**Activity:**
Go over the data and copy out each line with "cluster" in it.

**Supplied material:**

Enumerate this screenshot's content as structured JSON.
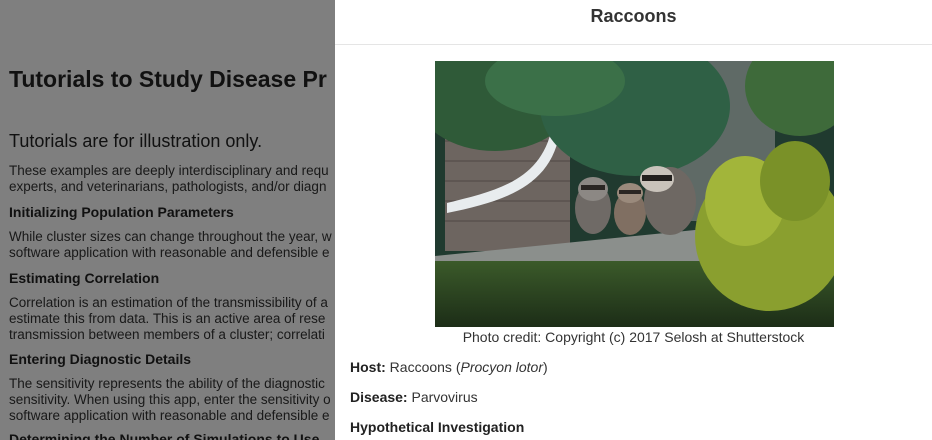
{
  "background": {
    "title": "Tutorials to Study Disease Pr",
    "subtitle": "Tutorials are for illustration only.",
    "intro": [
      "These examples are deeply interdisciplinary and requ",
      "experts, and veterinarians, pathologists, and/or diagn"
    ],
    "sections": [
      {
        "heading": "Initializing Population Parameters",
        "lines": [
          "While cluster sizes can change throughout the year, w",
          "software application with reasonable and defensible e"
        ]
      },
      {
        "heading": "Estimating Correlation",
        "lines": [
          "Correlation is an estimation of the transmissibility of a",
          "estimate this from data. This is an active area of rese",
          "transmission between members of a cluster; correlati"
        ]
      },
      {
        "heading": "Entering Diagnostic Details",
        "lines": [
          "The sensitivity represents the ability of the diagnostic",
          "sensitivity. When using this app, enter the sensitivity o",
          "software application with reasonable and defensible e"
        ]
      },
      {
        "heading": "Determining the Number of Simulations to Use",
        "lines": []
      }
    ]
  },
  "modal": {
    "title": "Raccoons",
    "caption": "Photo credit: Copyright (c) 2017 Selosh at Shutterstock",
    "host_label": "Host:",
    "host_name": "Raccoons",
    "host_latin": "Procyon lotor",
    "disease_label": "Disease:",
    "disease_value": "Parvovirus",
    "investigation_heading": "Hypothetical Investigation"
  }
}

**Answer to this exercise:**
          "While cluster sizes can change throughout the year, w",
          "transmission between members of a cluster; correlati"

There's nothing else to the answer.